## WHAT THE EXERCISE ASKS
Copy all lines below containing "this".
/---
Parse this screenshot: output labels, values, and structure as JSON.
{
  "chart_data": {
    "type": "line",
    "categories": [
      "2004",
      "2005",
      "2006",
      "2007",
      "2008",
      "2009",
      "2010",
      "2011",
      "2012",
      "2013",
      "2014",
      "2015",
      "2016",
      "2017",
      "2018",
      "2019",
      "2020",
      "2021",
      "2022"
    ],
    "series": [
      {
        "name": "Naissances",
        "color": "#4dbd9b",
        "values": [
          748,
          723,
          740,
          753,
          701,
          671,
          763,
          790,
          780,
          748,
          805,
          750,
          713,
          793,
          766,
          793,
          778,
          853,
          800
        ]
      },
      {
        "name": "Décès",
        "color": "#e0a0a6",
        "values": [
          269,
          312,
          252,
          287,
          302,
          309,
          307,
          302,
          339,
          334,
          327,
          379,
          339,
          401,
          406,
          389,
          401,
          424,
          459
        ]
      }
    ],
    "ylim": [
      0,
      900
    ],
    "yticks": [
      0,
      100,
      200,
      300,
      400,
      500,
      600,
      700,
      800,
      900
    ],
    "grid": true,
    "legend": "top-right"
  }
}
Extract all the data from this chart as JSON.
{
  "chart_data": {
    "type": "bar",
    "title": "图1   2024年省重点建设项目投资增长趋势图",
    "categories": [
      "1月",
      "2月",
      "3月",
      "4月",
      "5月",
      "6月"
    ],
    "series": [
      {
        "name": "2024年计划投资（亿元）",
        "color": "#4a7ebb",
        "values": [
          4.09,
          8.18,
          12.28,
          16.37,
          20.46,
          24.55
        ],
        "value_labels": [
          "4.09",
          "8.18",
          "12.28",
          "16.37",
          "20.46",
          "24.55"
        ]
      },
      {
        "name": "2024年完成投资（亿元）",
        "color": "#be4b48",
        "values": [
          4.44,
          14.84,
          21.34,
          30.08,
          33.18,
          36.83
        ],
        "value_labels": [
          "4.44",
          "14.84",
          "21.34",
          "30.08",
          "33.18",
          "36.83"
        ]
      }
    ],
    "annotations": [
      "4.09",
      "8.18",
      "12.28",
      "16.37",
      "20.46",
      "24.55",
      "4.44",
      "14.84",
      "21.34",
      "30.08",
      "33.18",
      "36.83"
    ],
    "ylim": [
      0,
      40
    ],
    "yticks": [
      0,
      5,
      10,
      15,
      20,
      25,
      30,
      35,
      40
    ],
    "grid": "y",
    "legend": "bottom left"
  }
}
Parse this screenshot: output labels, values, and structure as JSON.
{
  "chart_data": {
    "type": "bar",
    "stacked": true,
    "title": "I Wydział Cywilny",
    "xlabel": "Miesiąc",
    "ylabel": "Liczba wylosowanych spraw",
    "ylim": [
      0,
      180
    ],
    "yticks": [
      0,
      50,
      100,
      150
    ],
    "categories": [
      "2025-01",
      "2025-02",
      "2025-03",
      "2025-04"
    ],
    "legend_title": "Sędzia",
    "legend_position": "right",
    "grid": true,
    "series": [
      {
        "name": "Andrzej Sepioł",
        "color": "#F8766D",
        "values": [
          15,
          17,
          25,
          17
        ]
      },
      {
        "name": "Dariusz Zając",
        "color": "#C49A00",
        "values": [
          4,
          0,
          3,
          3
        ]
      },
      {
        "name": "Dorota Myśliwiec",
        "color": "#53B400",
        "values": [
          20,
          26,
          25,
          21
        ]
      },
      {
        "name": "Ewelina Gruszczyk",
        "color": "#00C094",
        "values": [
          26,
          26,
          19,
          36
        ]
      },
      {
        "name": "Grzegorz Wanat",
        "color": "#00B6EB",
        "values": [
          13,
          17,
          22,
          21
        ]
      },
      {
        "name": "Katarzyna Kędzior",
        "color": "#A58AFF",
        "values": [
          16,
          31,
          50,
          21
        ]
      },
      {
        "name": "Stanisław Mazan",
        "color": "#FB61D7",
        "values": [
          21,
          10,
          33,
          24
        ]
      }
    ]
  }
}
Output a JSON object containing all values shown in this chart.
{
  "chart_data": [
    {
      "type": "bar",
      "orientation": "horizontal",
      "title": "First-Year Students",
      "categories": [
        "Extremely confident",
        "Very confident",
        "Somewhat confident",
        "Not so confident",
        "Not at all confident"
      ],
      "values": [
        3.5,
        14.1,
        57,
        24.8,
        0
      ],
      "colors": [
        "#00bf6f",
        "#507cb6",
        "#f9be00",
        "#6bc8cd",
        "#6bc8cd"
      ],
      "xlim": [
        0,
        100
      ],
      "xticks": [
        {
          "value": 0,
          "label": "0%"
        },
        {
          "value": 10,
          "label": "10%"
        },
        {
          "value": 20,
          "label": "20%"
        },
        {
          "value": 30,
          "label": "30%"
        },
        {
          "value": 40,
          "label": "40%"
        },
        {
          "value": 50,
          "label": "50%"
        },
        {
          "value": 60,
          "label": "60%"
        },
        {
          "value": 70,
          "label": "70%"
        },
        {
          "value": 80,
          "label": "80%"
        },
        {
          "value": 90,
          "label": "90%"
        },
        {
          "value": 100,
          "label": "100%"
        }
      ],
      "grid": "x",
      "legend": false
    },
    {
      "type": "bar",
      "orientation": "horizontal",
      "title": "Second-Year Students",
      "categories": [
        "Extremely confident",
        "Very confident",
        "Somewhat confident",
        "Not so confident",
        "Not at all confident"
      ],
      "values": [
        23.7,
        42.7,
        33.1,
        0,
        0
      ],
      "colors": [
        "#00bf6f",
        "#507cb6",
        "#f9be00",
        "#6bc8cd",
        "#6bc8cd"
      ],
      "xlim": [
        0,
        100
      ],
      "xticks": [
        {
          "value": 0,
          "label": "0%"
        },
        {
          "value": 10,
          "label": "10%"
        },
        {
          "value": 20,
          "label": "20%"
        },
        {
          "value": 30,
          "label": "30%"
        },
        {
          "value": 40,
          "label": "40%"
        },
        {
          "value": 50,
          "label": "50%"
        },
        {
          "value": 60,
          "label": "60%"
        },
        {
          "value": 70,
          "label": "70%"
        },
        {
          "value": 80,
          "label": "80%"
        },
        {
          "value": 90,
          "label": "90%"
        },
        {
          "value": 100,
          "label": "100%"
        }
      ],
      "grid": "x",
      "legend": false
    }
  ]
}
\---
## THE OUTPUT
Parse this screenshot: output labels, values, and structure as JSON.
Extract all the data from this chart as JSON.
Parse this screenshot: output labels, values, and structure as JSON.
Output a JSON object containing all values shown in this chart.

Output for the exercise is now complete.